▸ AIM
Extract each line bearing the word "days".

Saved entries
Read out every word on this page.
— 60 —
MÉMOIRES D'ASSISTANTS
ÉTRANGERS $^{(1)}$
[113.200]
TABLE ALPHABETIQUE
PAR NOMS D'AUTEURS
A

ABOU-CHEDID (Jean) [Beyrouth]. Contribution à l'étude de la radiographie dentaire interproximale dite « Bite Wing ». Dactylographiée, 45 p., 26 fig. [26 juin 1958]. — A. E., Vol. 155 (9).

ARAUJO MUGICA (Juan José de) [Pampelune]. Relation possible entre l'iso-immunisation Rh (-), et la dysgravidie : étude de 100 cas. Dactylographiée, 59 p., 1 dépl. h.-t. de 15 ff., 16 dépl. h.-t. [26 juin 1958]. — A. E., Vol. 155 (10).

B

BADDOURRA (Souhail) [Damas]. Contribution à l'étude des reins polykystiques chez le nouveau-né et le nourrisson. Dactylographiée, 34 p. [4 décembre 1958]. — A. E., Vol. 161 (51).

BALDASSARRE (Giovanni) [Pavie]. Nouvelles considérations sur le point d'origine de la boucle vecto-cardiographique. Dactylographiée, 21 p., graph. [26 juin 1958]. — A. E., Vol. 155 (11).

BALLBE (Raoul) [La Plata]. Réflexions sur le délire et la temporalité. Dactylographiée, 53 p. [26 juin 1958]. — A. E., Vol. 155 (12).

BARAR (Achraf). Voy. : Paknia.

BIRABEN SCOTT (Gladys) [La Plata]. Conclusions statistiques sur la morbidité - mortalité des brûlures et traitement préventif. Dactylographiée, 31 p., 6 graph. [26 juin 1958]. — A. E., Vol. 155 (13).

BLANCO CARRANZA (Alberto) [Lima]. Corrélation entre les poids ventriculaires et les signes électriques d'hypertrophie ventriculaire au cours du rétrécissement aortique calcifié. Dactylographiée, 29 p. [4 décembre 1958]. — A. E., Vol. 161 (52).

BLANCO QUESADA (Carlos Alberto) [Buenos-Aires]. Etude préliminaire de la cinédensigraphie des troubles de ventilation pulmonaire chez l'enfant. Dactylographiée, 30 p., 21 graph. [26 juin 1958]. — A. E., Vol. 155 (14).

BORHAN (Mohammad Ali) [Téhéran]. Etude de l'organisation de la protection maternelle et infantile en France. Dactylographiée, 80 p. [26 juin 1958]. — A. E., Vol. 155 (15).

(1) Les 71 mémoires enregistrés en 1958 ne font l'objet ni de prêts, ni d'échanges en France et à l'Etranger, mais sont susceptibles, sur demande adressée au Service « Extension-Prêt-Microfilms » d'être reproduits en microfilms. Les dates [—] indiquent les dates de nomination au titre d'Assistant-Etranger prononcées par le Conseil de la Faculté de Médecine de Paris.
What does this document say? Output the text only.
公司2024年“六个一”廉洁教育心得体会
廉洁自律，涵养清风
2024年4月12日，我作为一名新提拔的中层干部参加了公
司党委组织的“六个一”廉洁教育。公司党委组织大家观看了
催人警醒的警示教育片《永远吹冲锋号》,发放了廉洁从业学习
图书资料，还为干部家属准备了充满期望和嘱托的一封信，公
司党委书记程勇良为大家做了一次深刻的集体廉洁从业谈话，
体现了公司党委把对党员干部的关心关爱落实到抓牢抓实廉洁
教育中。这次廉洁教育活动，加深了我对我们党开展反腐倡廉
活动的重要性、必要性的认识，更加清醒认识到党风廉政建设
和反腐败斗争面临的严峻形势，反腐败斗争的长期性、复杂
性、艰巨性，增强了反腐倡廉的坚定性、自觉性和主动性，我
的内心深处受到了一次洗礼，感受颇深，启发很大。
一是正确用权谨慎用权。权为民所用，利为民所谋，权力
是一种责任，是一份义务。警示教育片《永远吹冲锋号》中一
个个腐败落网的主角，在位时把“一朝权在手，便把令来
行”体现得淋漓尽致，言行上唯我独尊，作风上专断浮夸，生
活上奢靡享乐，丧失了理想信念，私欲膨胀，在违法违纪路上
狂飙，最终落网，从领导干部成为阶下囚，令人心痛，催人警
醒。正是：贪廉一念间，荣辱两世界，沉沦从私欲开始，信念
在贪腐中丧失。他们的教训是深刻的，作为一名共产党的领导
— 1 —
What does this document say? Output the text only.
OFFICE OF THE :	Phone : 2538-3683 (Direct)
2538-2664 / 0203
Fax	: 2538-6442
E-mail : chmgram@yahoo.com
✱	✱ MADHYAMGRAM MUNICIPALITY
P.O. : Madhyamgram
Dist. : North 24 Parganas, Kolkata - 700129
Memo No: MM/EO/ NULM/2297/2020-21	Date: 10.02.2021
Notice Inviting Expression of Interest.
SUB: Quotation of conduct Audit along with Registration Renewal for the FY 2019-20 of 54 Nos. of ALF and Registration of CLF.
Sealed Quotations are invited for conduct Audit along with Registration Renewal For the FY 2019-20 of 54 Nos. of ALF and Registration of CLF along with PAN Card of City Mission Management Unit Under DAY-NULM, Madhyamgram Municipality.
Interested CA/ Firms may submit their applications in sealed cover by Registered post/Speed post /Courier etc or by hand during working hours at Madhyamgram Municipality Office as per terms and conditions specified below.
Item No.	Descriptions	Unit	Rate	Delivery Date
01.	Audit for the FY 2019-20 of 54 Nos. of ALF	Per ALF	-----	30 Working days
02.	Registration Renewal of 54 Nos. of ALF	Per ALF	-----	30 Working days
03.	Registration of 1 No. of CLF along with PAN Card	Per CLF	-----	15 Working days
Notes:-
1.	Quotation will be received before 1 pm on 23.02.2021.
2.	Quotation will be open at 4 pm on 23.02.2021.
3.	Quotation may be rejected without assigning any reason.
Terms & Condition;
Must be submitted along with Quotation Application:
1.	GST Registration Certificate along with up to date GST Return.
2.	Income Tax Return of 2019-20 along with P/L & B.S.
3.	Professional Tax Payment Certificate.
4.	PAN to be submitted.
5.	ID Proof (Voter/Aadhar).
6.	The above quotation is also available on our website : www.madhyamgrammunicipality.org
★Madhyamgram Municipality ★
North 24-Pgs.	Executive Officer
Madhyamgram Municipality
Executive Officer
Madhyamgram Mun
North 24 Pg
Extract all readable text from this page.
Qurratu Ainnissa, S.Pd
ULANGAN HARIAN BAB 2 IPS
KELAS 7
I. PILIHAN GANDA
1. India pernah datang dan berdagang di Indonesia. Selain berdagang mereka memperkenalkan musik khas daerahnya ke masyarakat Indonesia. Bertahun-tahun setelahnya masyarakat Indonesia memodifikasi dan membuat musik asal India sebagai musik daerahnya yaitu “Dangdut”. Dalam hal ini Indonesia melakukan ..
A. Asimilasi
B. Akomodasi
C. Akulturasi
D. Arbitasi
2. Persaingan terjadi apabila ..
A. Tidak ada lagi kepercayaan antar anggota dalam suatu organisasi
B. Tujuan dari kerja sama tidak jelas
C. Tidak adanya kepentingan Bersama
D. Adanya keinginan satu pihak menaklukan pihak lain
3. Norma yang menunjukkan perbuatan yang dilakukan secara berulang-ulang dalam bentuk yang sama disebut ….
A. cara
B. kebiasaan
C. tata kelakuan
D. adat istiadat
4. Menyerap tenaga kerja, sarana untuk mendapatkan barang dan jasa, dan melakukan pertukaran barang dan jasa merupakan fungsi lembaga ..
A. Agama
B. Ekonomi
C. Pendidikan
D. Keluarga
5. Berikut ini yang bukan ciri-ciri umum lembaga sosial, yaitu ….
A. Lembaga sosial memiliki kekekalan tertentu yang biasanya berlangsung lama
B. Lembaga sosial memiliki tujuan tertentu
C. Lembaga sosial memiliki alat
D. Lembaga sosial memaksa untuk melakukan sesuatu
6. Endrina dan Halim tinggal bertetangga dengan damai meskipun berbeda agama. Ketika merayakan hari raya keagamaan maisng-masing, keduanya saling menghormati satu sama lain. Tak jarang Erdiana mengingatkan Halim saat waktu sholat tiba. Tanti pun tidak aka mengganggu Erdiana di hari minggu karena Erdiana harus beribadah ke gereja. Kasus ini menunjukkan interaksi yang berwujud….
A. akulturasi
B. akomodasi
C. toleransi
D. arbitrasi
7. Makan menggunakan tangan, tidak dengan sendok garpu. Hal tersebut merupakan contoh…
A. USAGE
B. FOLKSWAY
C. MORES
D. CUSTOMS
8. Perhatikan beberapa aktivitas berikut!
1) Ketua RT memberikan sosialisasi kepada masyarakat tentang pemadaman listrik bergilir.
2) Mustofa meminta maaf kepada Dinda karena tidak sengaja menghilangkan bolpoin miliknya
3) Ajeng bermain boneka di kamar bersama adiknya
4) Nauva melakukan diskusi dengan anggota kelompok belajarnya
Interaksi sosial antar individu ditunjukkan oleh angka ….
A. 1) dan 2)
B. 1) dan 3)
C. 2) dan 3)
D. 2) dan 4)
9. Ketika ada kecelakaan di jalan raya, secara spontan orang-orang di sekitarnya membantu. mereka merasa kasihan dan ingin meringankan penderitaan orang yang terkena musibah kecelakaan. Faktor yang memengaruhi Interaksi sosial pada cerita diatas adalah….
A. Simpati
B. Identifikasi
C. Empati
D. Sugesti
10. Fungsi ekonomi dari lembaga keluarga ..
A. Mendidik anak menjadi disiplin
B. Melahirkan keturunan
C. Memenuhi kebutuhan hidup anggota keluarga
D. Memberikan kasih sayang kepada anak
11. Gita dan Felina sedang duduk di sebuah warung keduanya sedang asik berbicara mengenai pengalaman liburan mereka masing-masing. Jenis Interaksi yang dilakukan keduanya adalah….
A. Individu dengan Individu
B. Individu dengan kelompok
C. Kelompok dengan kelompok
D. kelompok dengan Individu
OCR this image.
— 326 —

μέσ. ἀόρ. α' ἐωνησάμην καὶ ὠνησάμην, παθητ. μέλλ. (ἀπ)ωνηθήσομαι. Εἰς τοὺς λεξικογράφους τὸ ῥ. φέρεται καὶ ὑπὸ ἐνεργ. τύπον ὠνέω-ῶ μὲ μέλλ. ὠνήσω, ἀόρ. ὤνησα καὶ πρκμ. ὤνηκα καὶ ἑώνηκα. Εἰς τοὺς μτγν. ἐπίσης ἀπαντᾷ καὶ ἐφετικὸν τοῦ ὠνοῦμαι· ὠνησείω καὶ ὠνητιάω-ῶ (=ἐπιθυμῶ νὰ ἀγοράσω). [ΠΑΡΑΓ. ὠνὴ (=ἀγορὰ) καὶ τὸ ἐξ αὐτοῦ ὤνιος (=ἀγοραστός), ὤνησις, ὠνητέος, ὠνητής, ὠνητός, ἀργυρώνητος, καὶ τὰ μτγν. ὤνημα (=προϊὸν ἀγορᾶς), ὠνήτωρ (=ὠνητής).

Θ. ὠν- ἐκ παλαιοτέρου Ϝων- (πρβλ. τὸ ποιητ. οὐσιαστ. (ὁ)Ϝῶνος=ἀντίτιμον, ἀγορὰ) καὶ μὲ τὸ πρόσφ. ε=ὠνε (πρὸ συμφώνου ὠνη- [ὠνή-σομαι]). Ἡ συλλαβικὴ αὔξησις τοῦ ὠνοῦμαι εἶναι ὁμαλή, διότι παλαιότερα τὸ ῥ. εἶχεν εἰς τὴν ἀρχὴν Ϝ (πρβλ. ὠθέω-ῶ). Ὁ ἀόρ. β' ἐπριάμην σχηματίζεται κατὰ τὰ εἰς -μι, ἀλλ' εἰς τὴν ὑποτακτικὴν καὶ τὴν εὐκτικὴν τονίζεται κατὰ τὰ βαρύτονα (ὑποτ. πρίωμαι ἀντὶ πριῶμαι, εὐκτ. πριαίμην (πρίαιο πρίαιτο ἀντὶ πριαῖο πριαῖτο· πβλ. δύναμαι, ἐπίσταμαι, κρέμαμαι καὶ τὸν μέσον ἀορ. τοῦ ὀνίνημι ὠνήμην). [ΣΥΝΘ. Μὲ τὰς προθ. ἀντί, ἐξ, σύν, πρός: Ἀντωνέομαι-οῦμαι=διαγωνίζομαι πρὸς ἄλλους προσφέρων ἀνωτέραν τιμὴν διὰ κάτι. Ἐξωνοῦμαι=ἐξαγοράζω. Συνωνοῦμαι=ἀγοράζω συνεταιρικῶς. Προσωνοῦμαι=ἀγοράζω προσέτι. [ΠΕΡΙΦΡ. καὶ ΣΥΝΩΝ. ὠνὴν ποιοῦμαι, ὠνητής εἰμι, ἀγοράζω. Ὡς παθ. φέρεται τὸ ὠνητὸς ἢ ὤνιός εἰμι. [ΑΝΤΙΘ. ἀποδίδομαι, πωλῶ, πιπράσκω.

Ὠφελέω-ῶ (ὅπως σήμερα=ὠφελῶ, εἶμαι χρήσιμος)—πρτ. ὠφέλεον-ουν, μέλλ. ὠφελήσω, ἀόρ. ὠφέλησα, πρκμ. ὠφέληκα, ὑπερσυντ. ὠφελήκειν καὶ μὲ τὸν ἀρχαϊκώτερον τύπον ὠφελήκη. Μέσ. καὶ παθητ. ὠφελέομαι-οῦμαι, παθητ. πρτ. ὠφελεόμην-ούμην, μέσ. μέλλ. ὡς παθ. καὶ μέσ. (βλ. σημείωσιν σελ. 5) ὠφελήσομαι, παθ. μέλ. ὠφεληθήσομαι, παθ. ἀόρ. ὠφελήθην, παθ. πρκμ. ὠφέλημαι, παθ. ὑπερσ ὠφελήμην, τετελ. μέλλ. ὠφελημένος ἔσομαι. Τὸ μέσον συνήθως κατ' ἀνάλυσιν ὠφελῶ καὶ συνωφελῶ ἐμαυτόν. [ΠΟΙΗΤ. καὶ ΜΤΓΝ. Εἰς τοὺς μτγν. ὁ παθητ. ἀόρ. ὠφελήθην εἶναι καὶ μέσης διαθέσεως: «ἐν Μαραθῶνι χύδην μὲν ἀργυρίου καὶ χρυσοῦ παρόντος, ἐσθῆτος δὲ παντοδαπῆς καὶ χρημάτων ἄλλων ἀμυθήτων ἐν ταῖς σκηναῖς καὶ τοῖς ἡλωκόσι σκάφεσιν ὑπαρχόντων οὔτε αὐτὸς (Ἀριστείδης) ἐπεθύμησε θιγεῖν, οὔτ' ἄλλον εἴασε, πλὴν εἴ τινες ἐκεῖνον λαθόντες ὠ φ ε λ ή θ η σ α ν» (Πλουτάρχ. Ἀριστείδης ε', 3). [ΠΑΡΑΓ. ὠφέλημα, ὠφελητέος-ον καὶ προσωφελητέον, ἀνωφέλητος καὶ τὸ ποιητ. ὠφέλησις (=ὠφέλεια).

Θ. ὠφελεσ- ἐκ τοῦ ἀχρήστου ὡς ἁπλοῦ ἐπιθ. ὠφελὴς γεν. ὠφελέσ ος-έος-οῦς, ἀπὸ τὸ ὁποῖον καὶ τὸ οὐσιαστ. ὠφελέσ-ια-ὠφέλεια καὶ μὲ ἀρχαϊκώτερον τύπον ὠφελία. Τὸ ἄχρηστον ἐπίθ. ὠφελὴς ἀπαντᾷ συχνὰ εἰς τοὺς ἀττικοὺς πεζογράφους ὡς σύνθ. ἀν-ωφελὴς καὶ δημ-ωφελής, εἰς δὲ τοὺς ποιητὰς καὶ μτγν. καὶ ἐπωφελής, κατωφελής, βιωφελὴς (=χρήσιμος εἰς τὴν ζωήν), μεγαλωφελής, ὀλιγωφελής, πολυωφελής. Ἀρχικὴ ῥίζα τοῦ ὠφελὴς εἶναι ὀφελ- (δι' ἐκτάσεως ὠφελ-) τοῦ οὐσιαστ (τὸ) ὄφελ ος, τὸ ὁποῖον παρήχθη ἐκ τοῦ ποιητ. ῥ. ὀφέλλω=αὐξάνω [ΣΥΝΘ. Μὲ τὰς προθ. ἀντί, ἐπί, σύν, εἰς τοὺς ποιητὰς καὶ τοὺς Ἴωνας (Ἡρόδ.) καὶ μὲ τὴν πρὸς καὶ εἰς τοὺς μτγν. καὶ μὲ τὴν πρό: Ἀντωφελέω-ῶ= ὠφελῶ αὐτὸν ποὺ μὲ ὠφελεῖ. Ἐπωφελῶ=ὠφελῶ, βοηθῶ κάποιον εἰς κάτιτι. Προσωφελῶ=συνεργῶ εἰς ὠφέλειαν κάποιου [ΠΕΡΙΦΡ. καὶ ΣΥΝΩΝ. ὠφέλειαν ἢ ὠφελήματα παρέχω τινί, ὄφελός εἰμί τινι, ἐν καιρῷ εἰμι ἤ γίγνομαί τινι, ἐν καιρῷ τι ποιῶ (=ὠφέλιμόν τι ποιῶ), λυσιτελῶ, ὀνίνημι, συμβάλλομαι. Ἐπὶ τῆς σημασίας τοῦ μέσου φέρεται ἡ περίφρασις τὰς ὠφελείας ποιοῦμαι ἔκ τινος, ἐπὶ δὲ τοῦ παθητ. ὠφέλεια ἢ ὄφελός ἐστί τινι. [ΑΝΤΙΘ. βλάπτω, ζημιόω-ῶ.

▸ CORRECT RESPONSE
01.	Audit for the FY 2019-20 of 54 Nos. of ALF	Per ALF	-----	30 Working days
02.	Registration Renewal of 54 Nos. of ALF	Per ALF	-----	30 Working days
03.	Registration of 1 No. of CLF along with PAN Card	Per CLF	-----	15 Working days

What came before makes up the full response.